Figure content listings
========

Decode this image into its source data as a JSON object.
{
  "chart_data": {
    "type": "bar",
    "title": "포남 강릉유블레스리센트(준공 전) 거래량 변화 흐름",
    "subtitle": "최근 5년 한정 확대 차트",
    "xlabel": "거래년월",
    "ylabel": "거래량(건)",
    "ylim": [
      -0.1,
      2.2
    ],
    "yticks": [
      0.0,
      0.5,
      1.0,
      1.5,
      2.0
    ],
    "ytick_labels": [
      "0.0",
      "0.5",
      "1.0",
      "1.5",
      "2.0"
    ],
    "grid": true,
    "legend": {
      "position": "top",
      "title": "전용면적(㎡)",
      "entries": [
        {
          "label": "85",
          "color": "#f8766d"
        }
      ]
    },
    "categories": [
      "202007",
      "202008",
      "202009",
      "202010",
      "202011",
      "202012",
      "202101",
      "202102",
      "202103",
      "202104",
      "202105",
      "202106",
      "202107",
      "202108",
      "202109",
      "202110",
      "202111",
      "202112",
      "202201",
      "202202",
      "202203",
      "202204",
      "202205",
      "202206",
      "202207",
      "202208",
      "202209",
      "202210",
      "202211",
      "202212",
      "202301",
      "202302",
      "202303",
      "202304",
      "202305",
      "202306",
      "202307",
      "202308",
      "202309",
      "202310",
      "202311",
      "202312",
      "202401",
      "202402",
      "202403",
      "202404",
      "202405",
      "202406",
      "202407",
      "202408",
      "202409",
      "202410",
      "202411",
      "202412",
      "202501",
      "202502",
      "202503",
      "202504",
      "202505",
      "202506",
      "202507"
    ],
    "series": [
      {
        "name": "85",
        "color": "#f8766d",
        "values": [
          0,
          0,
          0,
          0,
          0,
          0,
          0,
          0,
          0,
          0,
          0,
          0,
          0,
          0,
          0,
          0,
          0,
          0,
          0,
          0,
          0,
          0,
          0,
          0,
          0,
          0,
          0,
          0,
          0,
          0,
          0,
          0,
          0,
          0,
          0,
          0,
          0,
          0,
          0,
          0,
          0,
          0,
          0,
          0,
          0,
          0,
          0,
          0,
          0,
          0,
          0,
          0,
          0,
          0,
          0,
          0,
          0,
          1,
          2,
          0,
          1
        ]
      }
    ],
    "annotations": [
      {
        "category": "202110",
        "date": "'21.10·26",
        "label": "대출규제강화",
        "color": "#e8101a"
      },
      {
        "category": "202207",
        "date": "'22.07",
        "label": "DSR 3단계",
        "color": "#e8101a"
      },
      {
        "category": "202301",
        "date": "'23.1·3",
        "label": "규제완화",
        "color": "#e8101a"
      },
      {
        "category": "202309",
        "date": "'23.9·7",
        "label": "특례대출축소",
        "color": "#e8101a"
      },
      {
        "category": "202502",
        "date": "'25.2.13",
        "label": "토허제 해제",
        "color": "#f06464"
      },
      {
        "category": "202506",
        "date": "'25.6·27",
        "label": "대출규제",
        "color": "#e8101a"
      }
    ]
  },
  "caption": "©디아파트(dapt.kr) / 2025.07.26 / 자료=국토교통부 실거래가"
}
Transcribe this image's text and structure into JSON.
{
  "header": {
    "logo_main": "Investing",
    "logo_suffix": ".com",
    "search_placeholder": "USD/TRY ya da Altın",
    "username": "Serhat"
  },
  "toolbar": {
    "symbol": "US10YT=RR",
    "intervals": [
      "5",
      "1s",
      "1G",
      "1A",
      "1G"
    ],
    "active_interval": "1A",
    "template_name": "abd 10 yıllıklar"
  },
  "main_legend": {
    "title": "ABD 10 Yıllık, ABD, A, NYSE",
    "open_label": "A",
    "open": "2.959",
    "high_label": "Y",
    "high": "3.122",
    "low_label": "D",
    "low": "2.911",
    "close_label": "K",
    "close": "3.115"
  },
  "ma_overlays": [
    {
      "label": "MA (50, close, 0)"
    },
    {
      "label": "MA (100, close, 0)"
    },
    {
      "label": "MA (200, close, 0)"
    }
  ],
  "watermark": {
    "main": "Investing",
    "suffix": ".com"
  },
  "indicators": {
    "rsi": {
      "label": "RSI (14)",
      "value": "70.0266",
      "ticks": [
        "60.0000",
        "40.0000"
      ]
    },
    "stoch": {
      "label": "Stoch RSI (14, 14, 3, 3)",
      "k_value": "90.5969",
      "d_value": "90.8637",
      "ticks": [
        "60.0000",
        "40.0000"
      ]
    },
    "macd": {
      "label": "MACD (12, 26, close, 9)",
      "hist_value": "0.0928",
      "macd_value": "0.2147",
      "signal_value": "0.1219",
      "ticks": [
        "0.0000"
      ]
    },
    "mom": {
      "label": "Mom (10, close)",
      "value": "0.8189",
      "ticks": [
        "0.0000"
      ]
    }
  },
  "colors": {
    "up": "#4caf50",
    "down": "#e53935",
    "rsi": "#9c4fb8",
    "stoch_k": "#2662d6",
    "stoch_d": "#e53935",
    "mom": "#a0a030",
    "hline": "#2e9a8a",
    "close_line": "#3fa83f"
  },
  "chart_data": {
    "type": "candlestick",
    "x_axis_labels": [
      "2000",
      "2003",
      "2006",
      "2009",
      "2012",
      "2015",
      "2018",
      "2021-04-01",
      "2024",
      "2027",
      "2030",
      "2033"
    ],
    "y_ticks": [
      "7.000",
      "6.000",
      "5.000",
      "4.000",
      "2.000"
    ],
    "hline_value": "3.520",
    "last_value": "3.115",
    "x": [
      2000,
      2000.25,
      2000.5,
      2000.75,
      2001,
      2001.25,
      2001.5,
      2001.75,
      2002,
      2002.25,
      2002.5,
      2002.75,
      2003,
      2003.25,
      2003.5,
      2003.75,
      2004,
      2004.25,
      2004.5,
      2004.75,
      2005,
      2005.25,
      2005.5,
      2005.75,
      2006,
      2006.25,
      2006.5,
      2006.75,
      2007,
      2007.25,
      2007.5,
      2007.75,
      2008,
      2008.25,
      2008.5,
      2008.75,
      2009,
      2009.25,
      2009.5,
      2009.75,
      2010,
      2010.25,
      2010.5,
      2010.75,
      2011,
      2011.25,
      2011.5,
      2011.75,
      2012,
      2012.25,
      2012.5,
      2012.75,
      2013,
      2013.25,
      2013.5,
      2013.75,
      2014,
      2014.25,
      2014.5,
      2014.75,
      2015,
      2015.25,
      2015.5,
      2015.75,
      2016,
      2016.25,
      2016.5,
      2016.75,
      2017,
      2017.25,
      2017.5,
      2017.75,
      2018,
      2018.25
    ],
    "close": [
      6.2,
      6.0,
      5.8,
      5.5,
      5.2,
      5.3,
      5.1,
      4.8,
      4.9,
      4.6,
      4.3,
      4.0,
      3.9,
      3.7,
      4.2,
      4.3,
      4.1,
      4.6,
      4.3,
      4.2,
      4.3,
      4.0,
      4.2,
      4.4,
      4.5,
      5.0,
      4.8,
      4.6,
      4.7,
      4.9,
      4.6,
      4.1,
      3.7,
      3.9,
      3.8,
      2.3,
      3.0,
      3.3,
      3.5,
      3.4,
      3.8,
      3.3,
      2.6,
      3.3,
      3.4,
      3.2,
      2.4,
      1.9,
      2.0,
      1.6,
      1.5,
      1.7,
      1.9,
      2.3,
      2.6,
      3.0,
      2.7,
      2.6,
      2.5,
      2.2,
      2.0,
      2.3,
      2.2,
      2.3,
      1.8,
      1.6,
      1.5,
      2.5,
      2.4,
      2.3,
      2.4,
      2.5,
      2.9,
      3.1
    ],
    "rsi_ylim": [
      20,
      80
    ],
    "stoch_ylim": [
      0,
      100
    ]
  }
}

========

● STATED PROBLEM
Show each line holding the word "category".

● RESULT OF THE EXERCISE
        "category": "202110",
        "category": "202207",
        "category": "202301",
        "category": "202309",
        "category": "202502",
        "category": "202506",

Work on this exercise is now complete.